• DATASET ENTRIES:

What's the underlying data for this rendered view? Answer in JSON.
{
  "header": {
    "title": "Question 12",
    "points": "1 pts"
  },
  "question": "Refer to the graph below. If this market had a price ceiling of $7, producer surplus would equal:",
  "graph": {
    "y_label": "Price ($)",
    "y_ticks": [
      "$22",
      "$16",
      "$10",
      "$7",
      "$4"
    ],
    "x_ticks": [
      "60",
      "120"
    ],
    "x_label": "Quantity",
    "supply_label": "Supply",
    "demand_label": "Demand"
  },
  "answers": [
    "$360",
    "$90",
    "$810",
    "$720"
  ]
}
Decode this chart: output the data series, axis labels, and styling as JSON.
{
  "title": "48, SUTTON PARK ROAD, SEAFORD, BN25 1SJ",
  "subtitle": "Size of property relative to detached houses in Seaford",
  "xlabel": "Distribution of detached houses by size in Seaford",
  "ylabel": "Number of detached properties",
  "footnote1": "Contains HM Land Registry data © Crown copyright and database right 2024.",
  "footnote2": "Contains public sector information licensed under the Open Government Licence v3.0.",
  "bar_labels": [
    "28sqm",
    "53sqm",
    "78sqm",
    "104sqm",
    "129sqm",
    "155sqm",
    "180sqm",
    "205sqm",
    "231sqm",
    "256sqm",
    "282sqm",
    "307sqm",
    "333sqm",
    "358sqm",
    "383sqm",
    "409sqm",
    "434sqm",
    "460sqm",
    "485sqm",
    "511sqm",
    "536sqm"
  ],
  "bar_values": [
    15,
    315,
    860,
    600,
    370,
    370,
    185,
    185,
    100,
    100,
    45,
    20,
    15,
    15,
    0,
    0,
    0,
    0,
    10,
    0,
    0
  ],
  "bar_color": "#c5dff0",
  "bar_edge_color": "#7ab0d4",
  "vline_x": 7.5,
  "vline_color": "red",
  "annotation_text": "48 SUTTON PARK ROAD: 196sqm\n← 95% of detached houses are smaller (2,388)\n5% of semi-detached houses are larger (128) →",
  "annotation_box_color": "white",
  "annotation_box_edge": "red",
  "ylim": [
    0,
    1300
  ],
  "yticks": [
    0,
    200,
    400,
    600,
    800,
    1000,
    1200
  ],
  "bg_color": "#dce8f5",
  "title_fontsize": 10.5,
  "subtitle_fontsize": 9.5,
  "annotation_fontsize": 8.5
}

• REQUIREMENT: Give back the whole listing exactly as it reads.

• COMPLETE RESPONSE:
What's the underlying data for this rendered view? Answer in JSON.
{
  "header": {
    "title": "Question 12",
    "points": "1 pts"
  },
  "question": "Refer to the graph below. If this market had a price ceiling of $7, producer surplus would equal:",
  "graph": {
    "y_label": "Price ($)",
    "y_ticks": [
      "$22",
      "$16",
      "$10",
      "$7",
      "$4"
    ],
    "x_ticks": [
      "60",
      "120"
    ],
    "x_label": "Quantity",
    "supply_label": "Supply",
    "demand_label": "Demand"
  },
  "answers": [
    "$360",
    "$90",
    "$810",
    "$720"
  ]
}
Decode this chart: output the data series, axis labels, and styling as JSON.
{
  "title": "48, SUTTON PARK ROAD, SEAFORD, BN25 1SJ",
  "subtitle": "Size of property relative to detached houses in Seaford",
  "xlabel": "Distribution of detached houses by size in Seaford",
  "ylabel": "Number of detached properties",
  "footnote1": "Contains HM Land Registry data © Crown copyright and database right 2024.",
  "footnote2": "Contains public sector information licensed under the Open Government Licence v3.0.",
  "bar_labels": [
    "28sqm",
    "53sqm",
    "78sqm",
    "104sqm",
    "129sqm",
    "155sqm",
    "180sqm",
    "205sqm",
    "231sqm",
    "256sqm",
    "282sqm",
    "307sqm",
    "333sqm",
    "358sqm",
    "383sqm",
    "409sqm",
    "434sqm",
    "460sqm",
    "485sqm",
    "511sqm",
    "536sqm"
  ],
  "bar_values": [
    15,
    315,
    860,
    600,
    370,
    370,
    185,
    185,
    100,
    100,
    45,
    20,
    15,
    15,
    0,
    0,
    0,
    0,
    10,
    0,
    0
  ],
  "bar_color": "#c5dff0",
  "bar_edge_color": "#7ab0d4",
  "vline_x": 7.5,
  "vline_color": "red",
  "annotation_text": "48 SUTTON PARK ROAD: 196sqm\n← 95% of detached houses are smaller (2,388)\n5% of semi-detached houses are larger (128) →",
  "annotation_box_color": "white",
  "annotation_box_edge": "red",
  "ylim": [
    0,
    1300
  ],
  "yticks": [
    0,
    200,
    400,
    600,
    800,
    1000,
    1200
  ],
  "bg_color": "#dce8f5",
  "title_fontsize": 10.5,
  "subtitle_fontsize": 9.5,
  "annotation_fontsize": 8.5
}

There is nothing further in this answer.